Provided text →

OSDir


[Date Prev][Date Next][Thread Prev][Thread Next][Date Index][Thread Index]

Re: Encoding options (delta, rle, ...) in pyarrow bindings


Hello Sebastian,

there is not ETA on delta encoding as no one is actively working on it. There is some basic code implementing the relevant encoders in [1]. This code is not used at all at the moment as it does not fulfill the necessary APIs. The relevant JIRA tickets are [2], [3], and [4]. There you can ask questions (but can also use the ML for that) or discuss the implementation. The existing code needs to be ported to fulfill the interface as defined in [5]. Also note that we have moved the parquet-cpp code into the arrow repository so all changes will go there.

Uwe

[1]: https://github.com/apache/parquet-cpp/blob/d15d2687e9f154e69e956e2a56c8d1fd6c3b7ac8/benchmarks/decode_benchmark.cc 
[2]: https://issues.apache.org/jira/browse/PARQUET-491
[3]: https://issues.apache.org/jira/browse/PARQUET-490
[4]: https://issues.apache.org/jira/browse/PARQUET-492
[5]: https://github.com/apache/arrow/blob/master/cpp/src/parquet/encoding.h

On Fri, Nov 2, 2018, at 2:33 PM, Sebastian Himberger wrote:
> Uwe, Wes,
> 
> thanks so much. I completely forgot to say that I was asking about parquet.
> It's good to know the current status though. I also didn't know that the
> dictionary encoding already has some form of RLE.
> 
> @Uwe: Any ETA on delta encoding? Is the being worked on or are other things
> more important ATM? I am not asking to generate pressure but out of
> curiosity. I appreciate that this is an open source project and if I need
> it I can just jump in and do it myself.
> 
> Thanks again and have a great day,
> Sebastian
> 
> 
> Am Fr., 2. Nov. 2018 um 14:27 Uhr schrieb Wes McKinney <wesmckinn@xxxxxxxxx
> >:
> 
> > Hi Sebastian -- Uwe is referring to Parquet files. We don't yet have
> > in-memory RLE or Delta encoding in the Arrow columnar format. I suspect
> > this will eventually be added as it can be quite important to improve
> > in-memory query execution performance.
> >
> > Wes
> >
> > On Fri, Nov 2, 2018, 2:18 PM Uwe L. Korn <uwelk@xxxxxxxxxx wrote:
> >
> > > Hello Sebastian,
> > >
> > > currently you can only switch between plain and
> > > dictionary-encoding-combined-with-run-length encoding using the
> > > `use_dictionary` flag on
> > >
> > https://arrow.apache.org/docs/python/generated/pyarrow.parquet.write_table.html#pyarrow.parquet.write_table
> > > . Other encoding are yet only implemented on the read path, we cannot
> > write
> > > delta encodings yet.
> > >
> > > Uwe
> > >
> > > On Fri, Nov 2, 2018, at 12:53 PM, Sebastian Himberger wrote:
> > > > Hi,
> > > >
> > > > I hope this is the right list. I couldn't find a "users" list on the
> > > > website so please forgive me if I am interrupting here.
> > > >
> > > > I am developing an application using the pyarrow module. By reading
> > > through
> > > > the documents I couldn't find a way to specify an encoding like delta
> > or
> > > > run length to a column. Is this not supported yet or am I missing
> > > something?
> > > >
> > > > Thanks so much,
> > > > Sebastian
> > >
> >

Material provided →
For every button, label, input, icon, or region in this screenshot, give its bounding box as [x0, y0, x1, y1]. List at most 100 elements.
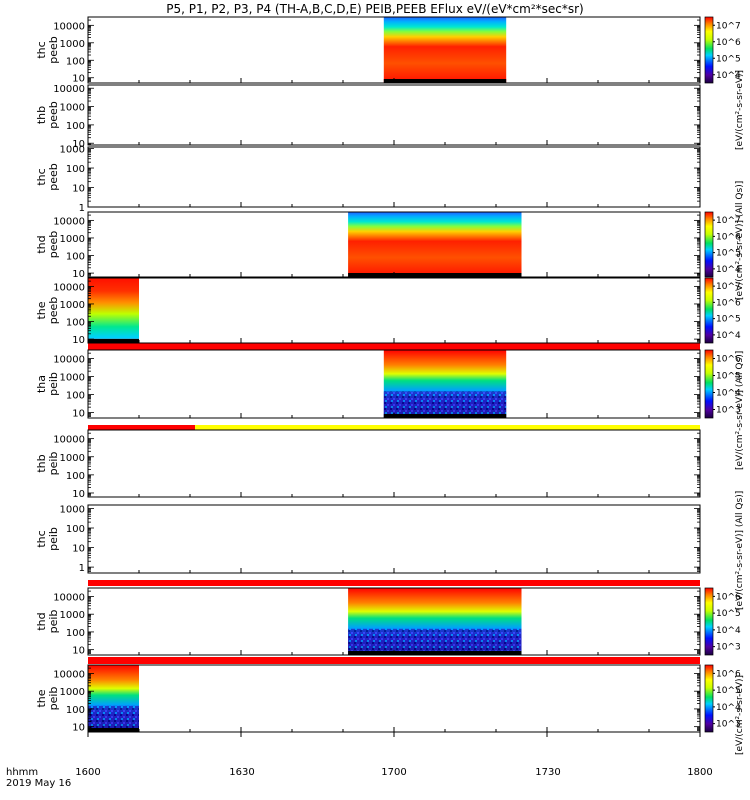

Task → Return the passage of the pyarrow encoding thread from "[Date Prev][Date Next][Thread" to "will go there.", reproducing it verbatim.

Response to the task →
[Date Prev][Date Next][Thread Prev][Thread Next][Date Index][Thread Index]

Re: Encoding options (delta, rle, ...) in pyarrow bindings


Hello Sebastian,

there is not ETA on delta encoding as no one is actively working on it. There is some basic code implementing the relevant encoders in [1]. This code is not used at all at the moment as it does not fulfill the necessary APIs. The relevant JIRA tickets are [2], [3], and [4]. There you can ask questions (but can also use the ML for that) or discuss the implementation. The existing code needs to be ported to fulfill the interface as defined in [5]. Also note that we have moved the parquet-cpp code into the arrow repository so all changes will go there.